■ What you should do ■
Using the listing below, please gather every line containing the word "tụng".

- - - - - - -

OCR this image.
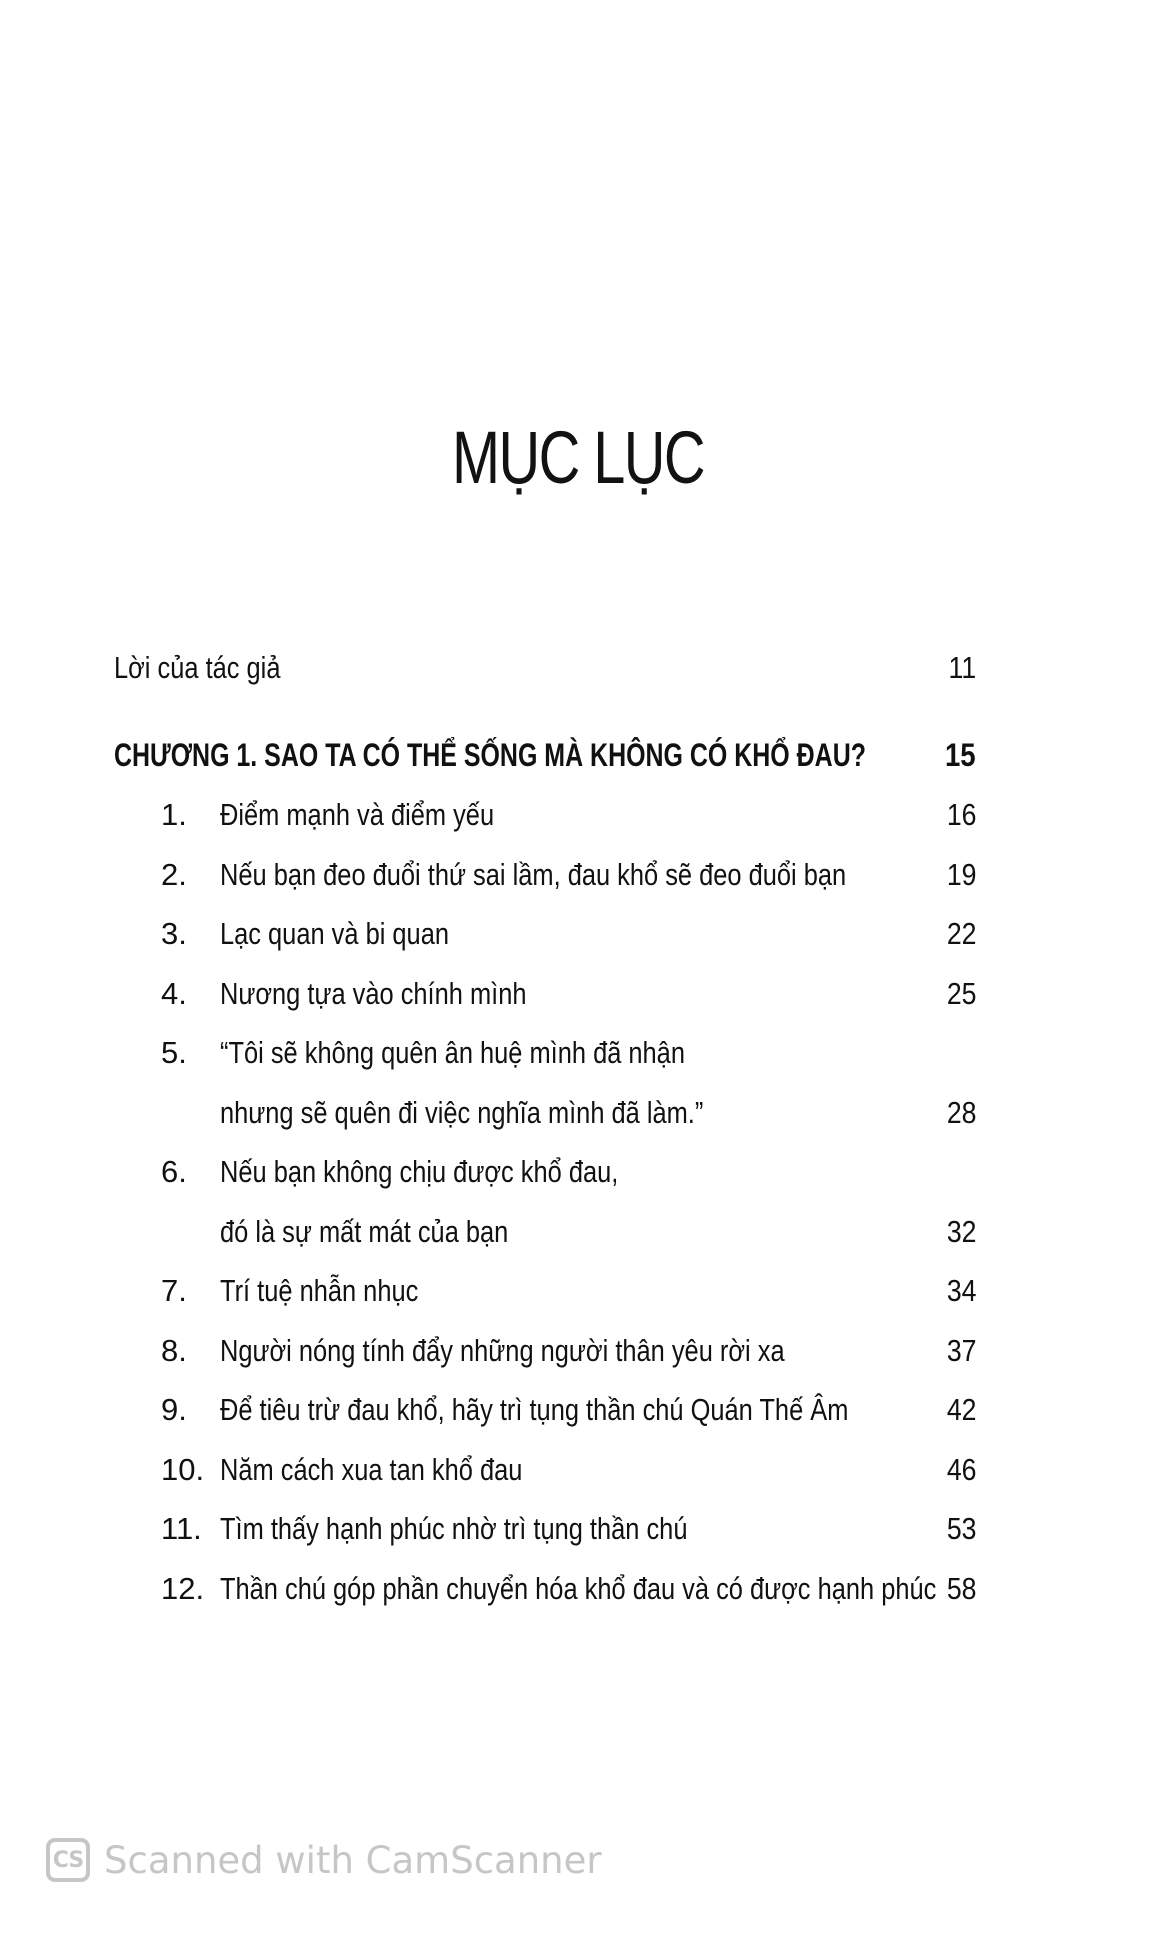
MỤC LỤC
Lời của tác giả	11
CHƯƠNG 1. SAO TA CÓ THỂ SỐNG MÀ KHÔNG CÓ KHỔ ĐAU? 15
1.	Điểm mạnh và điểm yếu	16
2.	Nếu bạn đeo đuổi thứ sai lầm, đau khổ sẽ đeo đuổi bạn	19
3.	Lạc quan và bi quan	22
4.	Nương tựa vào chính mình	25
5.	“Tôi sẽ không quên ân huệ mình đã nhận
nhưng sẽ quên đi việc nghĩa mình đã làm.”	28
6.	Nếu bạn không chịu được khổ đau,
đó là sự mất mát của bạn	32
7.	Trí tuệ nhẫn nhục	34
8.	Người nóng tính đẩy những người thân yêu rời xa	37
9.	Để tiêu trừ đau khổ, hãy trì tụng thần chú Quán Thế Âm	42
10. Năm cách xua tan khổ đau	46
11. Tìm thấy hạnh phúc nhờ trì tụng thần chú	53
12. Thần chú góp phần chuyển hóa khổ đau và có được hạnh phúc 58
CS Scanned with CamScanner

- - - - - - -

■ Solution for this task ■
9.	Để tiêu trừ đau khổ, hãy trì tụng thần chú Quán Thế Âm	42
11. Tìm thấy hạnh phúc nhờ trì tụng thần chú	53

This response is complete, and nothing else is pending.